PROBLEM: The entries below are to be repeated exactly as they stand.

--- begin DATA SECTION ---

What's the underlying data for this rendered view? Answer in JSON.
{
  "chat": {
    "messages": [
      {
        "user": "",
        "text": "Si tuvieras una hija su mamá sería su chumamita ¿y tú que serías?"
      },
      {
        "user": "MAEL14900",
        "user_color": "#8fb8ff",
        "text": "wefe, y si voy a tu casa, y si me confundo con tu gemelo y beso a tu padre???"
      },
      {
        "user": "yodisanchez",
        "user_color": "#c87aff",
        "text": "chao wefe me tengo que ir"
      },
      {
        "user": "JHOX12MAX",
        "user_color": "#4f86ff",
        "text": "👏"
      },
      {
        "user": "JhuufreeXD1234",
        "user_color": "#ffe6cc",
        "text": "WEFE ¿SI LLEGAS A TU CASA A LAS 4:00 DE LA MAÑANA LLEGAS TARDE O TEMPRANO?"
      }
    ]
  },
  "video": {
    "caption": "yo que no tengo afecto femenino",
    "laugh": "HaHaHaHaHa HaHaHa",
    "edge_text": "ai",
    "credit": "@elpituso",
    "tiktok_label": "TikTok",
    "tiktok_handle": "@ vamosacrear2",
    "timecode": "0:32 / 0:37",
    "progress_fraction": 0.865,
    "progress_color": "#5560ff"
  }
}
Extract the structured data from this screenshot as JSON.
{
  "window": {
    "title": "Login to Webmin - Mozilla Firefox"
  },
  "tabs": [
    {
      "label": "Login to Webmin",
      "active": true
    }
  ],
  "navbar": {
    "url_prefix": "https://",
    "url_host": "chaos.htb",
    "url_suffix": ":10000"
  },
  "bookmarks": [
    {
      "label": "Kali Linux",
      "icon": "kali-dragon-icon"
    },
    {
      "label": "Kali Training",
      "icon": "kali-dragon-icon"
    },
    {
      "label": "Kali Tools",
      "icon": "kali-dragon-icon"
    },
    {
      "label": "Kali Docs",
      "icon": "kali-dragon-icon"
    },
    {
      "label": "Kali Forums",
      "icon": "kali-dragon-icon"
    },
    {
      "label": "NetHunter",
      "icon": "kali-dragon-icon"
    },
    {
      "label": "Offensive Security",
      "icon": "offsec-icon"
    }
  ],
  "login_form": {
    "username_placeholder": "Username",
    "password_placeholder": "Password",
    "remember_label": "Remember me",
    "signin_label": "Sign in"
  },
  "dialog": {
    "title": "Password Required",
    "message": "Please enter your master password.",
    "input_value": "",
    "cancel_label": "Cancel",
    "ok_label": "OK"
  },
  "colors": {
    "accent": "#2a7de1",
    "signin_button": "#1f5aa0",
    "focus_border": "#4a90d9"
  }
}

--- end DATA SECTION ---

THE COMPLETED TASK:
What's the underlying data for this rendered view? Answer in JSON.
{
  "chat": {
    "messages": [
      {
        "user": "",
        "text": "Si tuvieras una hija su mamá sería su chumamita ¿y tú que serías?"
      },
      {
        "user": "MAEL14900",
        "user_color": "#8fb8ff",
        "text": "wefe, y si voy a tu casa, y si me confundo con tu gemelo y beso a tu padre???"
      },
      {
        "user": "yodisanchez",
        "user_color": "#c87aff",
        "text": "chao wefe me tengo que ir"
      },
      {
        "user": "JHOX12MAX",
        "user_color": "#4f86ff",
        "text": "👏"
      },
      {
        "user": "JhuufreeXD1234",
        "user_color": "#ffe6cc",
        "text": "WEFE ¿SI LLEGAS A TU CASA A LAS 4:00 DE LA MAÑANA LLEGAS TARDE O TEMPRANO?"
      }
    ]
  },
  "video": {
    "caption": "yo que no tengo afecto femenino",
    "laugh": "HaHaHaHaHa HaHaHa",
    "edge_text": "ai",
    "credit": "@elpituso",
    "tiktok_label": "TikTok",
    "tiktok_handle": "@ vamosacrear2",
    "timecode": "0:32 / 0:37",
    "progress_fraction": 0.865,
    "progress_color": "#5560ff"
  }
}
Extract the structured data from this screenshot as JSON.
{
  "window": {
    "title": "Login to Webmin - Mozilla Firefox"
  },
  "tabs": [
    {
      "label": "Login to Webmin",
      "active": true
    }
  ],
  "navbar": {
    "url_prefix": "https://",
    "url_host": "chaos.htb",
    "url_suffix": ":10000"
  },
  "bookmarks": [
    {
      "label": "Kali Linux",
      "icon": "kali-dragon-icon"
    },
    {
      "label": "Kali Training",
      "icon": "kali-dragon-icon"
    },
    {
      "label": "Kali Tools",
      "icon": "kali-dragon-icon"
    },
    {
      "label": "Kali Docs",
      "icon": "kali-dragon-icon"
    },
    {
      "label": "Kali Forums",
      "icon": "kali-dragon-icon"
    },
    {
      "label": "NetHunter",
      "icon": "kali-dragon-icon"
    },
    {
      "label": "Offensive Security",
      "icon": "offsec-icon"
    }
  ],
  "login_form": {
    "username_placeholder": "Username",
    "password_placeholder": "Password",
    "remember_label": "Remember me",
    "signin_label": "Sign in"
  },
  "dialog": {
    "title": "Password Required",
    "message": "Please enter your master password.",
    "input_value": "",
    "cancel_label": "Cancel",
    "ok_label": "OK"
  },
  "colors": {
    "accent": "#2a7de1",
    "signin_button": "#1f5aa0",
    "focus_border": "#4a90d9"
  }
}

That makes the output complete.